:: Provided text ::
%%

Traditional schools in this study did lose students to charters, but they were spread across multiple classrooms and did not result in a loss of staff. Cordes found that enrollment in co-located traditional schools dropped by approximately 30 students. (Traditional schools located within half a mile of a charter school lost about 13 students.)
Cordes offers a caveat: Per-pupil spending on instruction goes up when student-teacher ratios fall. But depending on how a school is staffed, that doesn’t always mean smaller class sizes.
6. Charter proximity seems to matter more than charter quality
Overall, “spillover effects” are significantly greater when the traditional school is within half a mile of a high-quality charter school, defined as one whose students on average perform at or above the 75th percentile citywide. The charter school’s quality matters less, however, when the programs are co-located.
7. Rhetoric vs. reality
The results raise big questions. The factors driving the positive changes require much more study, and Cordes is anxious to learn whether the impact is the same in cities such as Los Angeles and Philadelphia, where a much higher percentage of students attend the jointly housed schools.
But the findings in the new study suggest that New York could benefit from more charters, and in particular new programs housed alongside their traditional counterparts.
“I really went into this not knowing what I would find,” says Cordes. “So much of the talk about co-location is so negative, I was somewhat surprised to see the effect was as positive as it is.”

%%

:: Aim of the exercise ::
Answer these from the charter school text:
1. By about how many students did enrollment drop in co-located traditional schools?
2. At or above what percentile citywide must students perform, on average, for a charter to count as high-quality?
3. Which two cities are named as places where a much higher percentage of students attend jointly housed schools?
Answer from the charter school text alone.

:: Rows ::
%%

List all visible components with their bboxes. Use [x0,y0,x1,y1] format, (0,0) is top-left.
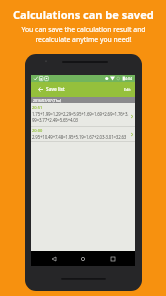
staticText: 2.95+10.49+7.48=1.95+5.19=1.67+2.03-3.01… [32,134,127,140]
staticText: 4:04 [125,76,133,81]
staticText: 2016/07/07 (Thu) [33,98,62,103]
button[interactable]: Recents [106,252,120,266]
button[interactable]: 20:00 [31,127,135,142]
button[interactable]: 20:51 [31,103,135,127]
button[interactable]: Back [47,252,61,266]
staticText: 1.75+1.99=1.29+2.29=5.95+1.69=1.69+2.69=… [32,111,129,117]
staticText: Calculations can be saved [13,7,154,22]
button[interactable]: Back [34,83,47,96]
button[interactable]: Home [76,252,90,266]
staticText: 20:00 [32,128,43,133]
staticText: You can save the calculation result and … [21,25,146,44]
button[interactable]: Edit [120,84,135,95]
staticText: Save list [46,86,65,93]
staticText: 99=3.77+2.49=5.65+4.03 [32,117,78,123]
staticText: 20:51 [32,105,43,110]
staticText: Edit [124,87,131,92]
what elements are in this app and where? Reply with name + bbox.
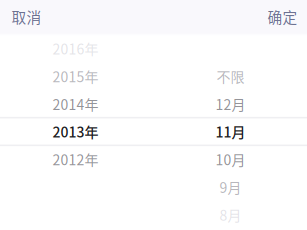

%%

:: Solution to this task ::
1. About 30 students.
2. The 75th percentile.
3. Los Angeles and Philadelphia.